*WHAT YOU WILL DO*:
Using the data below, gather each line that includes the word "Treatment".
(PROVIDED MATERIAL Opens)
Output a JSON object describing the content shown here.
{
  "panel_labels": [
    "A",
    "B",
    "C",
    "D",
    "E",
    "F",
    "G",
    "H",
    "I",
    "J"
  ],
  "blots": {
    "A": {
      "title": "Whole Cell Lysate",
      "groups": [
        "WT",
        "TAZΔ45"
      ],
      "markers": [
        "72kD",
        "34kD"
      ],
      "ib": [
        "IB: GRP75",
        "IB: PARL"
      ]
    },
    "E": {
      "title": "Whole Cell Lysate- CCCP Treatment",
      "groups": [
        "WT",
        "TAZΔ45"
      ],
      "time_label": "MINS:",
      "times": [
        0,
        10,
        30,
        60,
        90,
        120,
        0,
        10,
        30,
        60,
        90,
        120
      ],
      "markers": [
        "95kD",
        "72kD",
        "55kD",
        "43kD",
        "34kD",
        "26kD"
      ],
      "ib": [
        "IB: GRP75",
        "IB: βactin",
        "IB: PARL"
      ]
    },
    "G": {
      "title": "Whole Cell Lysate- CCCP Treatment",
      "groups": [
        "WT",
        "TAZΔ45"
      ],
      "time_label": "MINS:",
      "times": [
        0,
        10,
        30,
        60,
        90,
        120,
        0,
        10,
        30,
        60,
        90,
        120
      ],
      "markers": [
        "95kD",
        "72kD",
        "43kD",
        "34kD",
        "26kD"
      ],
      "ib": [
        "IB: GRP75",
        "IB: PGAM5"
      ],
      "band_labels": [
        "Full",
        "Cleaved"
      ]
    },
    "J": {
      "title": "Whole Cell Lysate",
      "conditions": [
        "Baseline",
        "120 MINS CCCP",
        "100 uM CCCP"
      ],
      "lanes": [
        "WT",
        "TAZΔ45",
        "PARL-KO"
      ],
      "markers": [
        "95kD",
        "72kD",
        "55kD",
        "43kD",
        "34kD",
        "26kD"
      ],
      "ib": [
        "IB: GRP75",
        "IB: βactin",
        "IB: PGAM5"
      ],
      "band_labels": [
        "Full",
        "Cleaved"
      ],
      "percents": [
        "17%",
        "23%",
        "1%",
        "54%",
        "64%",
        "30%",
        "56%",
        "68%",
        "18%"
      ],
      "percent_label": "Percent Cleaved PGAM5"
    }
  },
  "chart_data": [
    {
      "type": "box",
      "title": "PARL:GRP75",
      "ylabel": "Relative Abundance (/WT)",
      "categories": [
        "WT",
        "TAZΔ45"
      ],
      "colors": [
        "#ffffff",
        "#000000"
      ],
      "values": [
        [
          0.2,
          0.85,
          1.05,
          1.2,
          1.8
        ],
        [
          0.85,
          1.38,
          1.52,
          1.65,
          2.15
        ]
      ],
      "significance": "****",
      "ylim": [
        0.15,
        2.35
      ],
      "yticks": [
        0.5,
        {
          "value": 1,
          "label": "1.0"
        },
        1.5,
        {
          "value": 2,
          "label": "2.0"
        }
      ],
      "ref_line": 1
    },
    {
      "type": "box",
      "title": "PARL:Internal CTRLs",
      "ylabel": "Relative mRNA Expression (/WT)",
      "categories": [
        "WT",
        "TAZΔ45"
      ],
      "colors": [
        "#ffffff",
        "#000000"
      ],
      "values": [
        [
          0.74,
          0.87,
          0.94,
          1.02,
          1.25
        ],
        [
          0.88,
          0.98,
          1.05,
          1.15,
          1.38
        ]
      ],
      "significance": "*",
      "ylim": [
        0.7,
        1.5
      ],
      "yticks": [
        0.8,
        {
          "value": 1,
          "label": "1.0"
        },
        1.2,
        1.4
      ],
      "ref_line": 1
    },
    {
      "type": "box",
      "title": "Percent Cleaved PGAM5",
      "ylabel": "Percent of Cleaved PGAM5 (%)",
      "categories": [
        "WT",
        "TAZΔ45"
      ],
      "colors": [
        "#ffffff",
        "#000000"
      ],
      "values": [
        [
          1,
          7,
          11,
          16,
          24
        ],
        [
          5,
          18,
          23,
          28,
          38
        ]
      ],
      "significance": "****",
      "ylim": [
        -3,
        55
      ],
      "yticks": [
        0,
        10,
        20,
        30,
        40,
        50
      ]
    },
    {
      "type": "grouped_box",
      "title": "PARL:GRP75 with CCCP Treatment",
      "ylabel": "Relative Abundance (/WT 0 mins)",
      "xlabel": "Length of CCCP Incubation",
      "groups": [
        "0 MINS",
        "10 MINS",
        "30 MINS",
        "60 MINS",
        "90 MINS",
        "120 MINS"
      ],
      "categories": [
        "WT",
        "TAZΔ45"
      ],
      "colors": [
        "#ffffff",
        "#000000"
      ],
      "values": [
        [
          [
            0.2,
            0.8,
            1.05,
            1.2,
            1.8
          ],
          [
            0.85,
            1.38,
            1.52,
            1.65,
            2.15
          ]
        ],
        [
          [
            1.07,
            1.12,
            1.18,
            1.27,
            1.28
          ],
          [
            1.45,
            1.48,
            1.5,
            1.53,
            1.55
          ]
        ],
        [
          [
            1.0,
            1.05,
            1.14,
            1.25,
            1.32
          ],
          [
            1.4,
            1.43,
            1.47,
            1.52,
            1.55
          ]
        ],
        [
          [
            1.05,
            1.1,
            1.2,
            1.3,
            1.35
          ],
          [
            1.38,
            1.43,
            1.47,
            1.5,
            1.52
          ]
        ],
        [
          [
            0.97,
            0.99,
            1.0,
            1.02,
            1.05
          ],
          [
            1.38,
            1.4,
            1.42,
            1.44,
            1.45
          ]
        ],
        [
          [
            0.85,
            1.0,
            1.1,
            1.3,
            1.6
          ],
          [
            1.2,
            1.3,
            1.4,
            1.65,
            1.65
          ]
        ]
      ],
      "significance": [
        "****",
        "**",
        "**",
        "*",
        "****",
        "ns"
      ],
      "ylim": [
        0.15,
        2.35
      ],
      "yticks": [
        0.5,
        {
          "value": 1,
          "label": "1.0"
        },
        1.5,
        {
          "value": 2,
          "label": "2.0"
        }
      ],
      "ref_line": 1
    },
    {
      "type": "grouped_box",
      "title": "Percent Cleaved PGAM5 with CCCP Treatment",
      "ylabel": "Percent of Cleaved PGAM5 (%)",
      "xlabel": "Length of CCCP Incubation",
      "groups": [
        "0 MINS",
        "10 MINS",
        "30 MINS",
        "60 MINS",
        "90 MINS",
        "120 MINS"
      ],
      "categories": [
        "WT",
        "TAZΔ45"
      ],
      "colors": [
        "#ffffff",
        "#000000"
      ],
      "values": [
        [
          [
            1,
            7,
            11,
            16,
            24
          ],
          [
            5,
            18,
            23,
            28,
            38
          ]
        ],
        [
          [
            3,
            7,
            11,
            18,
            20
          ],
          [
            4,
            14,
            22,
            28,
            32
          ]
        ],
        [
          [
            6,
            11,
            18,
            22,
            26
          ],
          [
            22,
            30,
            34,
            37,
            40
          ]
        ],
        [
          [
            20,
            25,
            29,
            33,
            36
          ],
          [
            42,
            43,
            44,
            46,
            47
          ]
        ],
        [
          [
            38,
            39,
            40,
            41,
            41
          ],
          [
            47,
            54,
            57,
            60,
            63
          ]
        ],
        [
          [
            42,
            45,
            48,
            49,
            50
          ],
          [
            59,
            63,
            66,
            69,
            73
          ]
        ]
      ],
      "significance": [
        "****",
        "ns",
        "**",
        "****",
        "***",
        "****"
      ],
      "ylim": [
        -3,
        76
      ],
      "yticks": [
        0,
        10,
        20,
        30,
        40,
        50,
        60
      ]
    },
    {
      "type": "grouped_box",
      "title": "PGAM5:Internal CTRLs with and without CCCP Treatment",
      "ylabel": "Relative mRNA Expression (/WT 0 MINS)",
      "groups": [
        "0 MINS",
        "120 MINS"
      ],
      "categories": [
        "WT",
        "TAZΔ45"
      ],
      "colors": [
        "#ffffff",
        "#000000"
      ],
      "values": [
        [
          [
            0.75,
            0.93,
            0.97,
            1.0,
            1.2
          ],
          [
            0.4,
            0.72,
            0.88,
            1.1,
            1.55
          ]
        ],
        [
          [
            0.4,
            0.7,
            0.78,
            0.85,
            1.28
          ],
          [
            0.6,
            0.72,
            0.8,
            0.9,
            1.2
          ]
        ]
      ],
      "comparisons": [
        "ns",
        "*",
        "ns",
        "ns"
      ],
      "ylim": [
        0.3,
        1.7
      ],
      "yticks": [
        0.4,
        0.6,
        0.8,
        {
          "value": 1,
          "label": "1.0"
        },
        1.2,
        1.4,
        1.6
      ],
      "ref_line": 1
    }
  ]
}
(PROVIDED MATERIAL Closes)
*ANSWER FOR THIS EXERCISE*:
      "title": "Whole Cell Lysate- CCCP Treatment",
      "title": "Whole Cell Lysate- CCCP Treatment",
      "title": "PARL:GRP75 with CCCP Treatment",
      "title": "Percent Cleaved PGAM5 with CCCP Treatment",
      "title": "PGAM5:Internal CTRLs with and without CCCP Treatment",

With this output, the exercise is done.